__RECORDS SHOWN__
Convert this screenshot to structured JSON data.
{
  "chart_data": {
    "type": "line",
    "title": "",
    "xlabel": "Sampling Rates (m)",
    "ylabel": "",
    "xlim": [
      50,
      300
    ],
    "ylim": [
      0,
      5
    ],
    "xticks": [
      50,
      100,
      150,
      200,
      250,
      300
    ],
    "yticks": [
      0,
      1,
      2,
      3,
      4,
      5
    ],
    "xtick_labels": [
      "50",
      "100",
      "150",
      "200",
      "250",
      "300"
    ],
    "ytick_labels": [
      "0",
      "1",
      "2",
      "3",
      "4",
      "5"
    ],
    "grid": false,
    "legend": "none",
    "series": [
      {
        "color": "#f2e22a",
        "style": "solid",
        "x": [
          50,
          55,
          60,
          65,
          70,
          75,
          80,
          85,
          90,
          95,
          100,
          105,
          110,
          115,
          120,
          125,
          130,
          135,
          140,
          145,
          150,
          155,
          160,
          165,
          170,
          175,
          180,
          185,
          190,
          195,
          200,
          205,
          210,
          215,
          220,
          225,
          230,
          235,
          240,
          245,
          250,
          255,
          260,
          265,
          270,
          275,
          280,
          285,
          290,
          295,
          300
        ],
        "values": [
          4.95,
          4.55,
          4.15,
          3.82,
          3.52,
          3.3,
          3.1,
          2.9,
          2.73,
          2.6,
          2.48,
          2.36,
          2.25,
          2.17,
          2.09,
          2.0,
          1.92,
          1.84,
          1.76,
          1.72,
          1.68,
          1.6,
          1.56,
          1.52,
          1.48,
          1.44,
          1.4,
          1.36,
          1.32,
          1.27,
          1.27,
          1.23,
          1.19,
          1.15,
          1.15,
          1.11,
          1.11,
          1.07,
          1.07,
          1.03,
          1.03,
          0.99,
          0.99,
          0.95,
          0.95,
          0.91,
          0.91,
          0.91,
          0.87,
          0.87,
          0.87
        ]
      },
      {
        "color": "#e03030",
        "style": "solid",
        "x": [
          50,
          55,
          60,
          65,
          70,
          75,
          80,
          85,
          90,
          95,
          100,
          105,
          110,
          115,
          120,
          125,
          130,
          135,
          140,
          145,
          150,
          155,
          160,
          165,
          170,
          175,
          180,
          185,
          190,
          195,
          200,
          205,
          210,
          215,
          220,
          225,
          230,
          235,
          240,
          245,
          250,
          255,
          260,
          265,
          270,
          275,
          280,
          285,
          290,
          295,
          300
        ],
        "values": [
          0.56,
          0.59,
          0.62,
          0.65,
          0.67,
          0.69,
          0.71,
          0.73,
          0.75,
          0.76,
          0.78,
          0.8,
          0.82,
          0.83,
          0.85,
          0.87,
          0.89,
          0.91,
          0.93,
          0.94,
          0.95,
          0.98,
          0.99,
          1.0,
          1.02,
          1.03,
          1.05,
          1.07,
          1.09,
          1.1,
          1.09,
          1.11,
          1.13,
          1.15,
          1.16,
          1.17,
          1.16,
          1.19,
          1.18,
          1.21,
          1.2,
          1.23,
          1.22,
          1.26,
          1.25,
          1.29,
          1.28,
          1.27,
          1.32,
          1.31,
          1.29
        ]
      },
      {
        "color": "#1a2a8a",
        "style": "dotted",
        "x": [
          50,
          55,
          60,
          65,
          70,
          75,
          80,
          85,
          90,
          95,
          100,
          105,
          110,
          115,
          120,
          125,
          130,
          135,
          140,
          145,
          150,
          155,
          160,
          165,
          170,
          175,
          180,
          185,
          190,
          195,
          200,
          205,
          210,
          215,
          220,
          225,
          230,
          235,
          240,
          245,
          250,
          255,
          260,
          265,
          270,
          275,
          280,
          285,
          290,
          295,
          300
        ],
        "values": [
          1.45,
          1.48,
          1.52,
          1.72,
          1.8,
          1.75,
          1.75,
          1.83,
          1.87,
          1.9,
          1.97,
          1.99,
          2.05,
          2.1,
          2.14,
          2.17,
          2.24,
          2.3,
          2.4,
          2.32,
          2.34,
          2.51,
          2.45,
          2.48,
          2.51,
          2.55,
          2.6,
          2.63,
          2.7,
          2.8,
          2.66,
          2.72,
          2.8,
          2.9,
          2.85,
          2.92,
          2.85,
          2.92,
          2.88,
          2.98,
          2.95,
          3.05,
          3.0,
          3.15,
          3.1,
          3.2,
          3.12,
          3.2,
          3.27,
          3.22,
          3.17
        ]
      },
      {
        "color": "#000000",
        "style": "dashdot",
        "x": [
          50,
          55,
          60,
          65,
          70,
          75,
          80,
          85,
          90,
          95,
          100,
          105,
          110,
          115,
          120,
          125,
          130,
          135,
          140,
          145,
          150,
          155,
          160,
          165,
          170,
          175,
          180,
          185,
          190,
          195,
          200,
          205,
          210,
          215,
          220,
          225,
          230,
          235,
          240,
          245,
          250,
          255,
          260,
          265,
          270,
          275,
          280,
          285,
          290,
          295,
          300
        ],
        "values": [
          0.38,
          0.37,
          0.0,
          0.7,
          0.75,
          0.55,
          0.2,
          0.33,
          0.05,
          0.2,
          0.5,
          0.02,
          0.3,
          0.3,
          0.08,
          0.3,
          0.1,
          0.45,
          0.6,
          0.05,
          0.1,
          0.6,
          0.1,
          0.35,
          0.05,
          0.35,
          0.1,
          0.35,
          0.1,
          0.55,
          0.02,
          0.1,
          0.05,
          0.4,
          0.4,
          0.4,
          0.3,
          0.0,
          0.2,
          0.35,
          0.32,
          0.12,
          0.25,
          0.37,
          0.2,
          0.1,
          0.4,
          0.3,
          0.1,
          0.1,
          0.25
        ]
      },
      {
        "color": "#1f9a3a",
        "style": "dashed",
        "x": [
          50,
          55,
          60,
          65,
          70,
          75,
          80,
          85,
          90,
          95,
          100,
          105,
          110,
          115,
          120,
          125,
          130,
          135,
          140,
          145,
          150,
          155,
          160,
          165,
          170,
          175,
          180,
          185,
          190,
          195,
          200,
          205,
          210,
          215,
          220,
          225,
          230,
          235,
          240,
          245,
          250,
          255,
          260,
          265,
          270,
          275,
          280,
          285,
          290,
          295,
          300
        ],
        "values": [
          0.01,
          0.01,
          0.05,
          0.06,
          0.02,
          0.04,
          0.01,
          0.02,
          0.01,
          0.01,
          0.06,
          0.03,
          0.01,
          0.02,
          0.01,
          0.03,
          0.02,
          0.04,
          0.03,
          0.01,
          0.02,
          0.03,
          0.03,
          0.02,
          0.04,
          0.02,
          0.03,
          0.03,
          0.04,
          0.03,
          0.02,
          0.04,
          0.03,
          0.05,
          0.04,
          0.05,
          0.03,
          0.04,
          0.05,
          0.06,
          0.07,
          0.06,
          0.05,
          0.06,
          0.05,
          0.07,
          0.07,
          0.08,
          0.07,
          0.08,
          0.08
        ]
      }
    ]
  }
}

__THE EXERCISE__
From the listing above, collect each line in which the string "style" appears.

__RESPONSE TO THIS TASK__
        "style": "solid",
        "style": "solid",
        "style": "dotted",
        "style": "dashdot",
        "style": "dashed",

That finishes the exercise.